▸ TASKS
• a. Reproduce the passage of the Mothering Sunday piece starting at "I should have known" and ending at "a bouquet instead.".
• b. List each distinct proper name in the Mothering Sunday piece, the title included.
• c. In the Mothering Sunday piece, what was the destination the narrator was trying to reach?

Mothering Sunday

I should have known the moment I mistakenly took the third exit from the roundabout and ended up on the wrong side of George Lane, a railway and a station standing between where we were and where we wanted to be. That’s when I should have realised. That’s when I should have just ordered a bouquet instead.

But instead I pulled over and chose Google Maps to help me around the intricacies of the South Woodford one-way system. The destination was the pottery cafe I’d visited with George a few weeks back. It was on that occasion I’d had the idea: what could be better, I thought, than for my infant son and I to produce a unique and touching ceramic work for Claire’s first Mothering Sunday?

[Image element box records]
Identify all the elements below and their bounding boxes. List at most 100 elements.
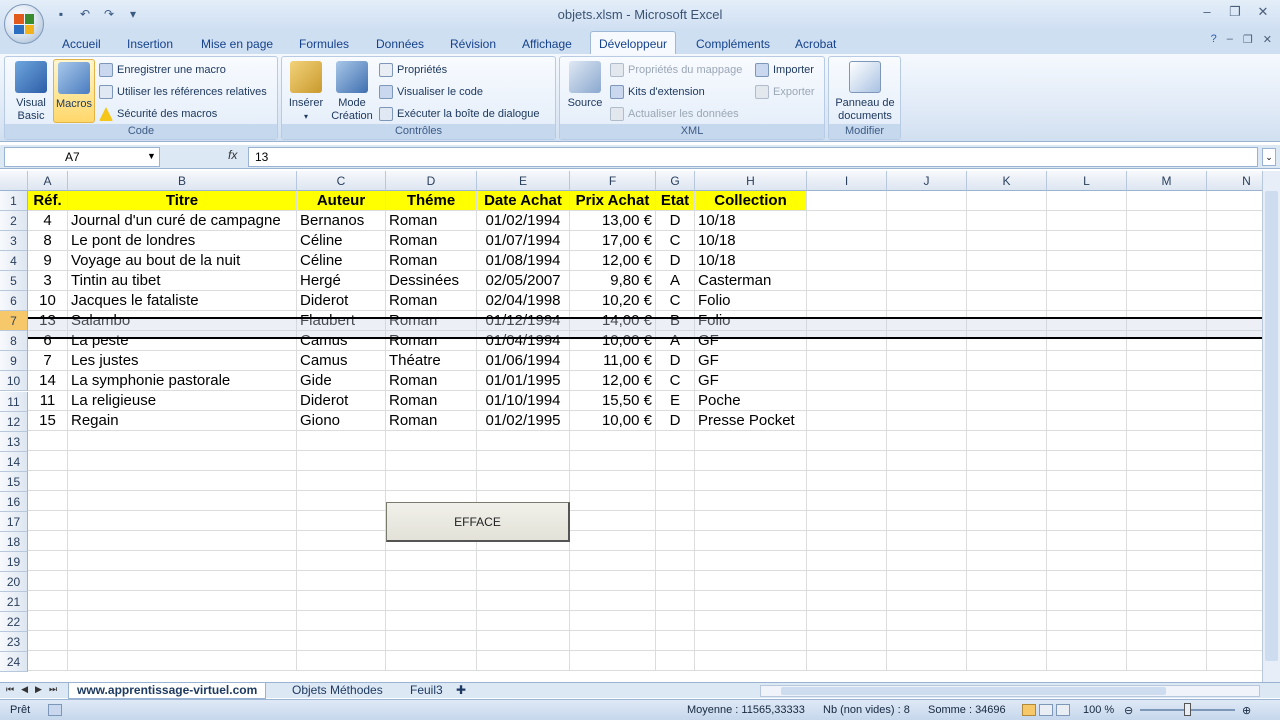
name-box-dropdown-icon[interactable]: ▼ <box>147 151 156 161</box>
row-header[interactable]: 4 <box>0 251 28 272</box>
table-cell[interactable]: Poche <box>695 391 807 411</box>
row-header[interactable]: 16 <box>0 491 28 512</box>
empty-cell[interactable] <box>297 651 386 671</box>
table-cell[interactable]: 10,00 € <box>570 331 656 351</box>
table-header-cell[interactable]: Auteur <box>297 191 386 211</box>
empty-cell[interactable] <box>28 491 68 511</box>
table-cell[interactable]: Roman <box>386 211 477 231</box>
table-cell[interactable]: 01/08/1994 <box>477 251 570 271</box>
column-header-g[interactable]: G <box>656 171 695 191</box>
empty-cell[interactable] <box>887 431 967 451</box>
row-header[interactable]: 7 <box>0 311 28 332</box>
empty-cell[interactable] <box>1047 551 1127 571</box>
empty-cell[interactable] <box>807 251 887 271</box>
empty-cell[interactable] <box>807 611 887 631</box>
table-cell[interactable]: 10,00 € <box>570 411 656 431</box>
empty-cell[interactable] <box>28 511 68 531</box>
empty-cell[interactable] <box>807 231 887 251</box>
empty-cell[interactable] <box>1207 391 1262 411</box>
row-header[interactable]: 13 <box>0 431 28 452</box>
empty-cell[interactable] <box>68 611 297 631</box>
table-cell[interactable]: 01/01/1995 <box>477 371 570 391</box>
empty-cell[interactable] <box>570 451 656 471</box>
empty-cell[interactable] <box>887 571 967 591</box>
table-cell[interactable]: Voyage au bout de la nuit <box>68 251 297 271</box>
empty-cell[interactable] <box>1127 491 1207 511</box>
empty-cell[interactable] <box>1047 311 1127 331</box>
tab-formules[interactable]: Formules <box>291 34 357 54</box>
column-header-l[interactable]: L <box>1047 171 1127 191</box>
empty-cell[interactable] <box>967 271 1047 291</box>
empty-cell[interactable] <box>1047 291 1127 311</box>
empty-cell[interactable] <box>887 331 967 351</box>
empty-cell[interactable] <box>28 471 68 491</box>
table-cell[interactable]: C <box>656 291 695 311</box>
horizontal-scrollbar[interactable] <box>760 685 1260 697</box>
empty-cell[interactable] <box>887 211 967 231</box>
table-cell[interactable]: Le pont de londres <box>68 231 297 251</box>
table-cell[interactable]: 4 <box>28 211 68 231</box>
row-header[interactable]: 14 <box>0 451 28 472</box>
macros-button[interactable]: Macros <box>53 59 95 123</box>
empty-cell[interactable] <box>28 651 68 671</box>
empty-cell[interactable] <box>967 551 1047 571</box>
empty-cell[interactable] <box>1047 371 1127 391</box>
empty-cell[interactable] <box>1127 631 1207 651</box>
table-cell[interactable]: Camus <box>297 331 386 351</box>
empty-cell[interactable] <box>807 371 887 391</box>
empty-cell[interactable] <box>695 651 807 671</box>
empty-cell[interactable] <box>656 631 695 651</box>
empty-cell[interactable] <box>386 611 477 631</box>
column-header-f[interactable]: F <box>570 171 656 191</box>
empty-cell[interactable] <box>1047 391 1127 411</box>
table-cell[interactable]: D <box>656 351 695 371</box>
table-header-cell[interactable]: Réf. <box>28 191 68 211</box>
empty-cell[interactable] <box>887 451 967 471</box>
tab-developpeur[interactable]: Développeur <box>590 31 677 54</box>
empty-cell[interactable] <box>967 531 1047 551</box>
row-header[interactable]: 20 <box>0 571 28 592</box>
sheet-tab-feuil3[interactable]: Feuil3 <box>402 683 451 699</box>
empty-cell[interactable] <box>656 511 695 531</box>
empty-cell[interactable] <box>1127 231 1207 251</box>
empty-cell[interactable] <box>570 511 656 531</box>
empty-cell[interactable] <box>967 591 1047 611</box>
empty-cell[interactable] <box>807 491 887 511</box>
table-cell[interactable]: Giono <box>297 411 386 431</box>
table-cell[interactable]: Folio <box>695 291 807 311</box>
empty-cell[interactable] <box>887 291 967 311</box>
table-cell[interactable]: 01/06/1994 <box>477 351 570 371</box>
empty-cell[interactable] <box>1047 251 1127 271</box>
empty-cell[interactable] <box>656 471 695 491</box>
empty-cell[interactable] <box>297 451 386 471</box>
column-header-b[interactable]: B <box>68 171 297 191</box>
empty-cell[interactable] <box>1207 491 1262 511</box>
empty-cell[interactable] <box>695 451 807 471</box>
empty-cell[interactable] <box>1207 451 1262 471</box>
zoom-in-icon[interactable]: ⊕ <box>1242 704 1251 717</box>
empty-cell[interactable] <box>807 391 887 411</box>
empty-cell[interactable] <box>807 211 887 231</box>
table-cell[interactable]: Roman <box>386 311 477 331</box>
empty-cell[interactable] <box>1127 211 1207 231</box>
empty-cell[interactable] <box>967 431 1047 451</box>
table-cell[interactable]: Hergé <box>297 271 386 291</box>
empty-cell[interactable] <box>297 551 386 571</box>
column-header-m[interactable]: M <box>1127 171 1207 191</box>
empty-cell[interactable] <box>1127 331 1207 351</box>
table-cell[interactable]: Les justes <box>68 351 297 371</box>
empty-cell[interactable] <box>297 571 386 591</box>
empty-cell[interactable] <box>1047 571 1127 591</box>
empty-cell[interactable] <box>967 371 1047 391</box>
insert-sheet-icon[interactable]: ✚ <box>456 683 478 699</box>
empty-cell[interactable] <box>1047 491 1127 511</box>
empty-cell[interactable] <box>1127 591 1207 611</box>
empty-cell[interactable] <box>1207 611 1262 631</box>
empty-cell[interactable] <box>1207 311 1262 331</box>
empty-cell[interactable] <box>967 211 1047 231</box>
empty-cell[interactable] <box>68 471 297 491</box>
empty-cell[interactable] <box>656 651 695 671</box>
empty-cell[interactable] <box>297 631 386 651</box>
empty-cell[interactable] <box>887 651 967 671</box>
empty-cell[interactable] <box>1047 611 1127 631</box>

▸ TASK RESULTS
• a.
I should have known the moment I mistakenly took the third exit from the roundabout and ended up on the wrong side of George Lane, a railway and a station standing between where we were and where we wanted to be. That’s when I should have realised. That’s when I should have just ordered a bouquet instead.

• b. Mothering Sunday, George Lane, Google Maps, South Woodford, George, Claire

• c. The pottery cafe the narrator had visited with George a few weeks back.